- Work to complete: Below is a block of records. Copy every line in it that contains the word "Sohn".

- Records for the task:
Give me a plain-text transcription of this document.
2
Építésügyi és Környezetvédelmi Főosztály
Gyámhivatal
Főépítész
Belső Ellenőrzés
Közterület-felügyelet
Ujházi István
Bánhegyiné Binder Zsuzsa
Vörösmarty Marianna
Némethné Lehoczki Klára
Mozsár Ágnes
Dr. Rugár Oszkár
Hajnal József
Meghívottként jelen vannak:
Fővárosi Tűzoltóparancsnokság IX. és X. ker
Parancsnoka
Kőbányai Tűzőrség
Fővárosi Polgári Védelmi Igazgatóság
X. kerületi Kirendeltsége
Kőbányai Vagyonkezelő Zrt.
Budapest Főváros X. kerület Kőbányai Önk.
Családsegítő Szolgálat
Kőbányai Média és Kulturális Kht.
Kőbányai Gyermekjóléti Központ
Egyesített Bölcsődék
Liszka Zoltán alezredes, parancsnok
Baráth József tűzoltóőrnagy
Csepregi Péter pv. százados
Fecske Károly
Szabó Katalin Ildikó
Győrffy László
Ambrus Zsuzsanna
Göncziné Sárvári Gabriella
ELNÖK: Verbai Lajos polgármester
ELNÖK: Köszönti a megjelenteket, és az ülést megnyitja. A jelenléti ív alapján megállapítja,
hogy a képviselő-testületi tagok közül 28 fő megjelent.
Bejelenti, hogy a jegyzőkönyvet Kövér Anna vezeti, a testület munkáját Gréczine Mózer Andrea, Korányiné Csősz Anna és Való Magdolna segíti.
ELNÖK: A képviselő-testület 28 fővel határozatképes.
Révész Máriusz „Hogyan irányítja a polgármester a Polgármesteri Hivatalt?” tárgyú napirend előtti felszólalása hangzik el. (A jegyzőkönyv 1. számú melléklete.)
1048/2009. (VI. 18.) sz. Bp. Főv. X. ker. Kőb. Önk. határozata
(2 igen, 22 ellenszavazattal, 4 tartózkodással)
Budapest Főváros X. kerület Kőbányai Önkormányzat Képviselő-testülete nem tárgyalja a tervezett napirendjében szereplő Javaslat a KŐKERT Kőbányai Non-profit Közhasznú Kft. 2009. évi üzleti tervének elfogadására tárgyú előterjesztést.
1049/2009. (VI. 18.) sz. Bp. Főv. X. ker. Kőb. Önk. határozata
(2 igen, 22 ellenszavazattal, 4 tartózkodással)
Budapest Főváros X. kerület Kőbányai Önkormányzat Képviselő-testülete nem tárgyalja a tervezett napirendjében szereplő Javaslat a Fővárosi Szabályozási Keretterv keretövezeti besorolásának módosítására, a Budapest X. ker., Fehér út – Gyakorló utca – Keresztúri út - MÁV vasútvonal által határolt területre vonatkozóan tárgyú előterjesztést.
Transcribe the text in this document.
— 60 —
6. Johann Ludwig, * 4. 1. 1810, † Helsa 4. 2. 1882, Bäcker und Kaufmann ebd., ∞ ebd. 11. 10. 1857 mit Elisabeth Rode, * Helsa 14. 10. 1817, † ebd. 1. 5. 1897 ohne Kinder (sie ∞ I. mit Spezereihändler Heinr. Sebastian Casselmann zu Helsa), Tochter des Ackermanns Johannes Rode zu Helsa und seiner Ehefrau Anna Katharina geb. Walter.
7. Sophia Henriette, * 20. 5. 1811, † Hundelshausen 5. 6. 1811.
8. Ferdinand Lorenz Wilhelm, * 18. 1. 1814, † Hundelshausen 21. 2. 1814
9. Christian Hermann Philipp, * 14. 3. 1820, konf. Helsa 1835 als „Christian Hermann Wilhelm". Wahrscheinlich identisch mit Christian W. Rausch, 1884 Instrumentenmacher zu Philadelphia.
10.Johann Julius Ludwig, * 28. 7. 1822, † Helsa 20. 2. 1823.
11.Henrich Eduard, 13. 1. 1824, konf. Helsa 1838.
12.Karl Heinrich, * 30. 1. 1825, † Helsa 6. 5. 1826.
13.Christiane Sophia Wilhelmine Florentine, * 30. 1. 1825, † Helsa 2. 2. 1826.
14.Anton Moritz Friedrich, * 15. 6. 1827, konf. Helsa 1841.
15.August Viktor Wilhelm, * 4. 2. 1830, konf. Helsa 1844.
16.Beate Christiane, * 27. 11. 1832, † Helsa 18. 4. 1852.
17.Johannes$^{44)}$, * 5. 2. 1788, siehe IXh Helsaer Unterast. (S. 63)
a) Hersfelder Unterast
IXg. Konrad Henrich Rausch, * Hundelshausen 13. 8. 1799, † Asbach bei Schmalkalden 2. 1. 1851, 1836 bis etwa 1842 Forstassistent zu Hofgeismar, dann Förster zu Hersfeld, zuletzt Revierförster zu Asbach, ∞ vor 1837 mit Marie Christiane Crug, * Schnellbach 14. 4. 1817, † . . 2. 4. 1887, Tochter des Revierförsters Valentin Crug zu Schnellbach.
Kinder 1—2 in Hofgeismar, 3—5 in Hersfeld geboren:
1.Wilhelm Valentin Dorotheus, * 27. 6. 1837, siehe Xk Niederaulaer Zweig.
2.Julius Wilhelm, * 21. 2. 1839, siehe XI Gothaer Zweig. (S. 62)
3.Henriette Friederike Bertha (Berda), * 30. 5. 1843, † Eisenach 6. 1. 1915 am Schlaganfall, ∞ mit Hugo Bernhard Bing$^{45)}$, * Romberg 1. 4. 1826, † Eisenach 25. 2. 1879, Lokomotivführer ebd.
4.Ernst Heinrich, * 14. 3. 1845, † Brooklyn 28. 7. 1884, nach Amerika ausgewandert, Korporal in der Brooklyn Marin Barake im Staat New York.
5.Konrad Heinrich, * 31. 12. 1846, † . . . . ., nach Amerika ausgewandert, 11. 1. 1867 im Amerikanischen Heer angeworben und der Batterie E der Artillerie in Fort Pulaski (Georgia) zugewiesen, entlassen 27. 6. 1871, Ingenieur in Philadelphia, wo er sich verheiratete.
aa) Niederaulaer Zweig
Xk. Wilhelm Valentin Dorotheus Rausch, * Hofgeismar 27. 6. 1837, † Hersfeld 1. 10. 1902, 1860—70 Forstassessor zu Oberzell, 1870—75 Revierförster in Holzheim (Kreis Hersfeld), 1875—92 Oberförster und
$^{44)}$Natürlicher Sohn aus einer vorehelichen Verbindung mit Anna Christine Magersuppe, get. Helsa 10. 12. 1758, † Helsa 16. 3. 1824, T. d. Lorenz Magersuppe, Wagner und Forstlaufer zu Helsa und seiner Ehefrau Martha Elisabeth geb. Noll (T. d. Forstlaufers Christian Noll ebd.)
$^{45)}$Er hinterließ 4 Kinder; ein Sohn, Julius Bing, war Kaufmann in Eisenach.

- Task answer:
$^{44)}$Natürlicher Sohn aus einer vorehelichen Verbindung mit Anna Christine Magersuppe, get. Helsa 10. 12. 1758, † Helsa 16. 3. 1824, T. d. Lorenz Magersuppe, Wagner und Forstlaufer zu Helsa und seiner Ehefrau Martha Elisabeth geb. Noll (T. d. Forstlaufers Christian Noll ebd.)
$^{45)}$Er hinterließ 4 Kinder; ein Sohn, Julius Bing, war Kaufmann in Eisenach.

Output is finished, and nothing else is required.